PASSAGE PROVIDED –
An important distinction between this version and the previous is that this version examines all the descendants, whereas the previous version examined only the children of $parent. If the structure that you're looking for can be deeply nested, there are potential performance impacts. Note also that the node list returned is in "document order", so the search is effectively depth-first not breadth-first.

Line 6  

getLength() returns the number of elements in the node list.

Line 9  

Now we can walk over each node. The item() method returns the nth node from the list.

Line 10  

If the name matches, we've found it. Note that we don't have to check the node type or element name because getElementsByTagName() returns only the element nodes that we specified.

Using the DOM in Java

One of the real advantages of a standardized, language-independent DOM is that programming with it is essentially the same in any language. The Java function below implements the findChild() using the tree-walking algorithm:

  1 |private Element findChild(Element parent, String name) { 
    | // Find the 'section' child of parent named 'name' and return it; 
    | // return null if no such child exists.

EXERCISE – According to the passage, in what order are the nodes in the returned node list arranged?

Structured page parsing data
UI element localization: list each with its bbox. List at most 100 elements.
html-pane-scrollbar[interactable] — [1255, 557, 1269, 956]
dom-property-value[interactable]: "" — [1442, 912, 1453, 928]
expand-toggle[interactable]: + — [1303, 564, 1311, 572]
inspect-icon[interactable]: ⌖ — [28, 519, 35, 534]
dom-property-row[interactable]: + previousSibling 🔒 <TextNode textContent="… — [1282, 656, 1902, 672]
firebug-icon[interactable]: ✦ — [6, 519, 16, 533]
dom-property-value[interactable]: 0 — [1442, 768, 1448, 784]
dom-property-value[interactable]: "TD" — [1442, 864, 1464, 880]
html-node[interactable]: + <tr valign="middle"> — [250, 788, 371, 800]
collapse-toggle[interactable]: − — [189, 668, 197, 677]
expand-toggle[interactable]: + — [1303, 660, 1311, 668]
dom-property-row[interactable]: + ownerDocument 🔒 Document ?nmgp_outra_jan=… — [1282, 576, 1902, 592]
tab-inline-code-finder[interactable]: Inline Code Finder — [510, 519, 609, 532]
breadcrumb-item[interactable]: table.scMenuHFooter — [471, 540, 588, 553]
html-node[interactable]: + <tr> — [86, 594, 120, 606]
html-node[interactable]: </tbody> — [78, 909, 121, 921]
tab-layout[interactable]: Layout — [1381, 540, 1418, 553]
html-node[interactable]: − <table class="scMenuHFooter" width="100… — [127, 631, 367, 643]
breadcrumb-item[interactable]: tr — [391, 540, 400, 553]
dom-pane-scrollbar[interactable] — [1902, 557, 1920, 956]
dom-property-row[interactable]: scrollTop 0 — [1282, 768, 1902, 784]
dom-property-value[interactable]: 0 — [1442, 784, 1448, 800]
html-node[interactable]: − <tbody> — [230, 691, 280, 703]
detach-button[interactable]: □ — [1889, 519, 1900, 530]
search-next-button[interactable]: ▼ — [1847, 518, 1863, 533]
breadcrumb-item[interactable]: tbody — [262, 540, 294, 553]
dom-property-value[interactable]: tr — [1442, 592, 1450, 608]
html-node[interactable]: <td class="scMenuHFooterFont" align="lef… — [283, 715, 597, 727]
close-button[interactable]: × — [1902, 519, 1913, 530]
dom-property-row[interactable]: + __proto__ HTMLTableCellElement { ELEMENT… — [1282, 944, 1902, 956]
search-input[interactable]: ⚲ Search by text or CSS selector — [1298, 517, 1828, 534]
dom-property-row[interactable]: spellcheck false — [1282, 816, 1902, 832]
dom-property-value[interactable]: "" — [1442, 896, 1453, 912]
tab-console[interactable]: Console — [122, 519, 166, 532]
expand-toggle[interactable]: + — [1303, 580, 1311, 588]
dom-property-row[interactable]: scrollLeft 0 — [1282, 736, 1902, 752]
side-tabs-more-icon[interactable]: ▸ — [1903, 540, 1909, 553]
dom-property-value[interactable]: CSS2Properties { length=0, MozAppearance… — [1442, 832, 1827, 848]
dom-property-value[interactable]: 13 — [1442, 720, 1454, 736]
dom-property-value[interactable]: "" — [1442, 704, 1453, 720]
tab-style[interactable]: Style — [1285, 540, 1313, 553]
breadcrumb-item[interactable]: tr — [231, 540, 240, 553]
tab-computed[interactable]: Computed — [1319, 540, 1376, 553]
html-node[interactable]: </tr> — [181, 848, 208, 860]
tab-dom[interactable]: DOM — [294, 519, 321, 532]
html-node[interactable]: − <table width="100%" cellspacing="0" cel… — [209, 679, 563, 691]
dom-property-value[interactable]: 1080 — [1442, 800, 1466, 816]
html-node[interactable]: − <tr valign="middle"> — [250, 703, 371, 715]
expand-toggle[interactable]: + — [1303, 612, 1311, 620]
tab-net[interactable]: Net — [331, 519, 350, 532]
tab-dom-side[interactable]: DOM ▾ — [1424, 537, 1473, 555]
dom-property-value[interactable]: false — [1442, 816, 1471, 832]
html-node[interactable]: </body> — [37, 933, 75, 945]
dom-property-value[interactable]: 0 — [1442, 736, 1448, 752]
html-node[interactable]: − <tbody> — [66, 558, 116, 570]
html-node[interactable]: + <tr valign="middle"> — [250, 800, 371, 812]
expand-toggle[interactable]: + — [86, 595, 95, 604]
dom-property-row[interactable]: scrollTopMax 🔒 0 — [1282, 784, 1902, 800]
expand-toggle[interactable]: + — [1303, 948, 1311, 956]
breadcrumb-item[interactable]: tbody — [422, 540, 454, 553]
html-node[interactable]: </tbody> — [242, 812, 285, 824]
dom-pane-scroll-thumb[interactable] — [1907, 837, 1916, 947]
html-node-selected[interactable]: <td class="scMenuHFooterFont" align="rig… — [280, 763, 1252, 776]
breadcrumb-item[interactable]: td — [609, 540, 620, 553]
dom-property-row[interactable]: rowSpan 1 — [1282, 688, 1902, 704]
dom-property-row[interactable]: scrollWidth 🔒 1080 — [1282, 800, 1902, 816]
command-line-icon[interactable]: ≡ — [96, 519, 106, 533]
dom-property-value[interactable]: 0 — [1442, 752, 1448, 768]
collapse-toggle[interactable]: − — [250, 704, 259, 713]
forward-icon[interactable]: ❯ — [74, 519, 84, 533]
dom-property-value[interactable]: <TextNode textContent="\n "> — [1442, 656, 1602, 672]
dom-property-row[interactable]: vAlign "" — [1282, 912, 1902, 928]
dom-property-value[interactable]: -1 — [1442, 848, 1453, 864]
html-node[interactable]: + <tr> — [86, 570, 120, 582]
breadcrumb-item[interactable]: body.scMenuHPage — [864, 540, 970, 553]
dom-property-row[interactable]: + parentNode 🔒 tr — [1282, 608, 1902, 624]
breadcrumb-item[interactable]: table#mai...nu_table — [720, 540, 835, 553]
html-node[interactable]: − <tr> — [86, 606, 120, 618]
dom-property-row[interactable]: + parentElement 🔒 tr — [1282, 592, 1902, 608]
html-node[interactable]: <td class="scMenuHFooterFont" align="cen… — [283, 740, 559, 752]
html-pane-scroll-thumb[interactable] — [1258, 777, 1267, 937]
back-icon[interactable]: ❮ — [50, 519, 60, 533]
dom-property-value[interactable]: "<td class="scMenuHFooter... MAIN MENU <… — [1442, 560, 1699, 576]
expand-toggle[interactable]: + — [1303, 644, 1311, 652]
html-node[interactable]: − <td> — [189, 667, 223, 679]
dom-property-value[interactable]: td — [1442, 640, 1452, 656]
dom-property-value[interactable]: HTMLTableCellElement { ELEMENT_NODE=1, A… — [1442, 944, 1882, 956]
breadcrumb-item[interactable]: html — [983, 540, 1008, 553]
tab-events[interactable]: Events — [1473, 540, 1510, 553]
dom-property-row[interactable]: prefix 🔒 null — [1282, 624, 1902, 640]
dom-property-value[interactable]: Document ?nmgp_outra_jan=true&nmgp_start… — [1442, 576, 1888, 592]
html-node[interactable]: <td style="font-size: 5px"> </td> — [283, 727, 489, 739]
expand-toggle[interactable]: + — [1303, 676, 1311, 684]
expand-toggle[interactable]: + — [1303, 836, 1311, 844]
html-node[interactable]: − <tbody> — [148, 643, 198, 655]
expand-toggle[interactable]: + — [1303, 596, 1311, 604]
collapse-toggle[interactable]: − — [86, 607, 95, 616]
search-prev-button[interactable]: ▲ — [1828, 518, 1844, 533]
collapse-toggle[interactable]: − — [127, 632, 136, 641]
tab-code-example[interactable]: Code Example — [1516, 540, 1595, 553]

RESPONSE BOX – They are in "document order", so the search is effectively depth-first rather than breadth-first.